- _Direction_
Return the listing word for word, as given.

- _Input records_

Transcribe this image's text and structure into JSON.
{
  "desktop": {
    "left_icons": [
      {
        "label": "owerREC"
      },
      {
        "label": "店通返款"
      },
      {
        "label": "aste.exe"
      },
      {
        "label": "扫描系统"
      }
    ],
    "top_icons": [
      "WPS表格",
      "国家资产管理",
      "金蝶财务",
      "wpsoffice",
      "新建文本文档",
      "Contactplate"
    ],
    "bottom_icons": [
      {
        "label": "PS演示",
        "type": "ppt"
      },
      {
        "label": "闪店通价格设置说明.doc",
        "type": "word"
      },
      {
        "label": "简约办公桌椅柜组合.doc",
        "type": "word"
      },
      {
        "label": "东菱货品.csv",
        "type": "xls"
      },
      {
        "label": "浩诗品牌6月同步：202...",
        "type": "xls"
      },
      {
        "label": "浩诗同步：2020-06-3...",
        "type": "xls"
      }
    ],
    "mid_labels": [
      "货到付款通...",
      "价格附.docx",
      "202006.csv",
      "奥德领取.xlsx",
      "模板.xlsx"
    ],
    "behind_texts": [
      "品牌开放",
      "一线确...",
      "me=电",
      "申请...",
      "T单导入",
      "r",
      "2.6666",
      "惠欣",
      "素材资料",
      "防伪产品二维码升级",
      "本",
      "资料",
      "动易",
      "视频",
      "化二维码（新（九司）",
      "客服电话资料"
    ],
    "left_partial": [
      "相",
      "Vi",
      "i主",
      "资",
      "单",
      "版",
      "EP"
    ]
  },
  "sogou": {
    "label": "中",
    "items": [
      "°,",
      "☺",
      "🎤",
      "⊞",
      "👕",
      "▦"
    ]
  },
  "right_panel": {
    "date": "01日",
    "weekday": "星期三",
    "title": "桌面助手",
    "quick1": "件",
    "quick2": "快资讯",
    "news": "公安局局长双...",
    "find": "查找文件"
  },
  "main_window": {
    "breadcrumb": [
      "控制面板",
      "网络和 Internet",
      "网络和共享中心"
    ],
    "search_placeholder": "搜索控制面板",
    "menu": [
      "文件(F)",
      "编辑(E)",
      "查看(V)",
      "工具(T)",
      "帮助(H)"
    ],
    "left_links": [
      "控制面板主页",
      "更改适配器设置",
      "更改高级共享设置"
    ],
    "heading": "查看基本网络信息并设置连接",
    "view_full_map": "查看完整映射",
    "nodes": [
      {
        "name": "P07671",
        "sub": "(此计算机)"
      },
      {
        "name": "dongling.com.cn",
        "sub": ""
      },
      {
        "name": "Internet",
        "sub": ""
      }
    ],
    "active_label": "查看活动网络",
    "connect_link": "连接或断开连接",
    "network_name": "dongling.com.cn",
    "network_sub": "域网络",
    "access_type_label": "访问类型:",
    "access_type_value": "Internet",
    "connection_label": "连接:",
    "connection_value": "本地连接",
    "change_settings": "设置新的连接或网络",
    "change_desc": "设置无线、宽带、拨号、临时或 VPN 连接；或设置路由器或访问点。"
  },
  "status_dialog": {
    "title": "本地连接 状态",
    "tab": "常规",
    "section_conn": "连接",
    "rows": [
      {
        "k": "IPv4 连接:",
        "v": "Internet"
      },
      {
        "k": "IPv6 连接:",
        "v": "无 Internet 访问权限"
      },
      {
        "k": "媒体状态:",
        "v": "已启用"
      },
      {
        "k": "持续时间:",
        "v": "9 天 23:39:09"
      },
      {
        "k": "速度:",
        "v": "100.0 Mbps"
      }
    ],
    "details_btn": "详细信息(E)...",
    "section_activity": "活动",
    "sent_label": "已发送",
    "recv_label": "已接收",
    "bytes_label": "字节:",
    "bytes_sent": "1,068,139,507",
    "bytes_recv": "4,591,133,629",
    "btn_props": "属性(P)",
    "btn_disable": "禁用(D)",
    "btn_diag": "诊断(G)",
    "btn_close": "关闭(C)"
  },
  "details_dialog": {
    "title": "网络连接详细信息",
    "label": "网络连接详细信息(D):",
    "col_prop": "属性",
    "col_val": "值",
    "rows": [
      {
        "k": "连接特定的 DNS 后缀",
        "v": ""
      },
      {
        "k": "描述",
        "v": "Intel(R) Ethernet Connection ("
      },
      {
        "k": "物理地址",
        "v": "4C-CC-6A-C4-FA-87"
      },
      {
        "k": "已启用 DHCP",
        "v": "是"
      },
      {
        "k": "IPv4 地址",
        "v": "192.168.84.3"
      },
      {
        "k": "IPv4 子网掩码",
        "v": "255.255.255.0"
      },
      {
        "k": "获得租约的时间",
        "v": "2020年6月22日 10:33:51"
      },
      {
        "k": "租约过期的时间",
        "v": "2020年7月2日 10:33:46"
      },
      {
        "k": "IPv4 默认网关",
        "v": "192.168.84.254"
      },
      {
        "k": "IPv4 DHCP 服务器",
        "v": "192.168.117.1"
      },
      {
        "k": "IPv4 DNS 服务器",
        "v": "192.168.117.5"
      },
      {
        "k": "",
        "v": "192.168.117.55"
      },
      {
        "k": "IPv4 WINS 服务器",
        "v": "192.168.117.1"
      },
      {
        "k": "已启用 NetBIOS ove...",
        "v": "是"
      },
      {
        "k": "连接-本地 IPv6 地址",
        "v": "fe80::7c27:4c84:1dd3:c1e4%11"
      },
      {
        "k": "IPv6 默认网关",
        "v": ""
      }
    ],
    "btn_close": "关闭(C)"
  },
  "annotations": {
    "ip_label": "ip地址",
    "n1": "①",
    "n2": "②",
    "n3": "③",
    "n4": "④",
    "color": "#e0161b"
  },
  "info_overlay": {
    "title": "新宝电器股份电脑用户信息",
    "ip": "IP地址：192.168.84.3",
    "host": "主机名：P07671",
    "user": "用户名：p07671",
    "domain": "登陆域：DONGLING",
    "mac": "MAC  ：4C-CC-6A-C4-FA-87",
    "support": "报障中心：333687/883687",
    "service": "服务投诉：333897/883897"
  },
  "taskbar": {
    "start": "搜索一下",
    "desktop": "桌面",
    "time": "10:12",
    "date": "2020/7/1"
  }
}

- _Result below_
Transcribe this image's text and structure into JSON.
{
  "desktop": {
    "left_icons": [
      {
        "label": "owerREC"
      },
      {
        "label": "店通返款"
      },
      {
        "label": "aste.exe"
      },
      {
        "label": "扫描系统"
      }
    ],
    "top_icons": [
      "WPS表格",
      "国家资产管理",
      "金蝶财务",
      "wpsoffice",
      "新建文本文档",
      "Contactplate"
    ],
    "bottom_icons": [
      {
        "label": "PS演示",
        "type": "ppt"
      },
      {
        "label": "闪店通价格设置说明.doc",
        "type": "word"
      },
      {
        "label": "简约办公桌椅柜组合.doc",
        "type": "word"
      },
      {
        "label": "东菱货品.csv",
        "type": "xls"
      },
      {
        "label": "浩诗品牌6月同步：202...",
        "type": "xls"
      },
      {
        "label": "浩诗同步：2020-06-3...",
        "type": "xls"
      }
    ],
    "mid_labels": [
      "货到付款通...",
      "价格附.docx",
      "202006.csv",
      "奥德领取.xlsx",
      "模板.xlsx"
    ],
    "behind_texts": [
      "品牌开放",
      "一线确...",
      "me=电",
      "申请...",
      "T单导入",
      "r",
      "2.6666",
      "惠欣",
      "素材资料",
      "防伪产品二维码升级",
      "本",
      "资料",
      "动易",
      "视频",
      "化二维码（新（九司）",
      "客服电话资料"
    ],
    "left_partial": [
      "相",
      "Vi",
      "i主",
      "资",
      "单",
      "版",
      "EP"
    ]
  },
  "sogou": {
    "label": "中",
    "items": [
      "°,",
      "☺",
      "🎤",
      "⊞",
      "👕",
      "▦"
    ]
  },
  "right_panel": {
    "date": "01日",
    "weekday": "星期三",
    "title": "桌面助手",
    "quick1": "件",
    "quick2": "快资讯",
    "news": "公安局局长双...",
    "find": "查找文件"
  },
  "main_window": {
    "breadcrumb": [
      "控制面板",
      "网络和 Internet",
      "网络和共享中心"
    ],
    "search_placeholder": "搜索控制面板",
    "menu": [
      "文件(F)",
      "编辑(E)",
      "查看(V)",
      "工具(T)",
      "帮助(H)"
    ],
    "left_links": [
      "控制面板主页",
      "更改适配器设置",
      "更改高级共享设置"
    ],
    "heading": "查看基本网络信息并设置连接",
    "view_full_map": "查看完整映射",
    "nodes": [
      {
        "name": "P07671",
        "sub": "(此计算机)"
      },
      {
        "name": "dongling.com.cn",
        "sub": ""
      },
      {
        "name": "Internet",
        "sub": ""
      }
    ],
    "active_label": "查看活动网络",
    "connect_link": "连接或断开连接",
    "network_name": "dongling.com.cn",
    "network_sub": "域网络",
    "access_type_label": "访问类型:",
    "access_type_value": "Internet",
    "connection_label": "连接:",
    "connection_value": "本地连接",
    "change_settings": "设置新的连接或网络",
    "change_desc": "设置无线、宽带、拨号、临时或 VPN 连接；或设置路由器或访问点。"
  },
  "status_dialog": {
    "title": "本地连接 状态",
    "tab": "常规",
    "section_conn": "连接",
    "rows": [
      {
        "k": "IPv4 连接:",
        "v": "Internet"
      },
      {
        "k": "IPv6 连接:",
        "v": "无 Internet 访问权限"
      },
      {
        "k": "媒体状态:",
        "v": "已启用"
      },
      {
        "k": "持续时间:",
        "v": "9 天 23:39:09"
      },
      {
        "k": "速度:",
        "v": "100.0 Mbps"
      }
    ],
    "details_btn": "详细信息(E)...",
    "section_activity": "活动",
    "sent_label": "已发送",
    "recv_label": "已接收",
    "bytes_label": "字节:",
    "bytes_sent": "1,068,139,507",
    "bytes_recv": "4,591,133,629",
    "btn_props": "属性(P)",
    "btn_disable": "禁用(D)",
    "btn_diag": "诊断(G)",
    "btn_close": "关闭(C)"
  },
  "details_dialog": {
    "title": "网络连接详细信息",
    "label": "网络连接详细信息(D):",
    "col_prop": "属性",
    "col_val": "值",
    "rows": [
      {
        "k": "连接特定的 DNS 后缀",
        "v": ""
      },
      {
        "k": "描述",
        "v": "Intel(R) Ethernet Connection ("
      },
      {
        "k": "物理地址",
        "v": "4C-CC-6A-C4-FA-87"
      },
      {
        "k": "已启用 DHCP",
        "v": "是"
      },
      {
        "k": "IPv4 地址",
        "v": "192.168.84.3"
      },
      {
        "k": "IPv4 子网掩码",
        "v": "255.255.255.0"
      },
      {
        "k": "获得租约的时间",
        "v": "2020年6月22日 10:33:51"
      },
      {
        "k": "租约过期的时间",
        "v": "2020年7月2日 10:33:46"
      },
      {
        "k": "IPv4 默认网关",
        "v": "192.168.84.254"
      },
      {
        "k": "IPv4 DHCP 服务器",
        "v": "192.168.117.1"
      },
      {
        "k": "IPv4 DNS 服务器",
        "v": "192.168.117.5"
      },
      {
        "k": "",
        "v": "192.168.117.55"
      },
      {
        "k": "IPv4 WINS 服务器",
        "v": "192.168.117.1"
      },
      {
        "k": "已启用 NetBIOS ove...",
        "v": "是"
      },
      {
        "k": "连接-本地 IPv6 地址",
        "v": "fe80::7c27:4c84:1dd3:c1e4%11"
      },
      {
        "k": "IPv6 默认网关",
        "v": ""
      }
    ],
    "btn_close": "关闭(C)"
  },
  "annotations": {
    "ip_label": "ip地址",
    "n1": "①",
    "n2": "②",
    "n3": "③",
    "n4": "④",
    "color": "#e0161b"
  },
  "info_overlay": {
    "title": "新宝电器股份电脑用户信息",
    "ip": "IP地址：192.168.84.3",
    "host": "主机名：P07671",
    "user": "用户名：p07671",
    "domain": "登陆域：DONGLING",
    "mac": "MAC  ：4C-CC-6A-C4-FA-87",
    "support": "报障中心：333687/883687",
    "service": "服务投诉：333897/883897"
  },
  "taskbar": {
    "start": "搜索一下",
    "desktop": "桌面",
    "time": "10:12",
    "date": "2020/7/1"
  }
}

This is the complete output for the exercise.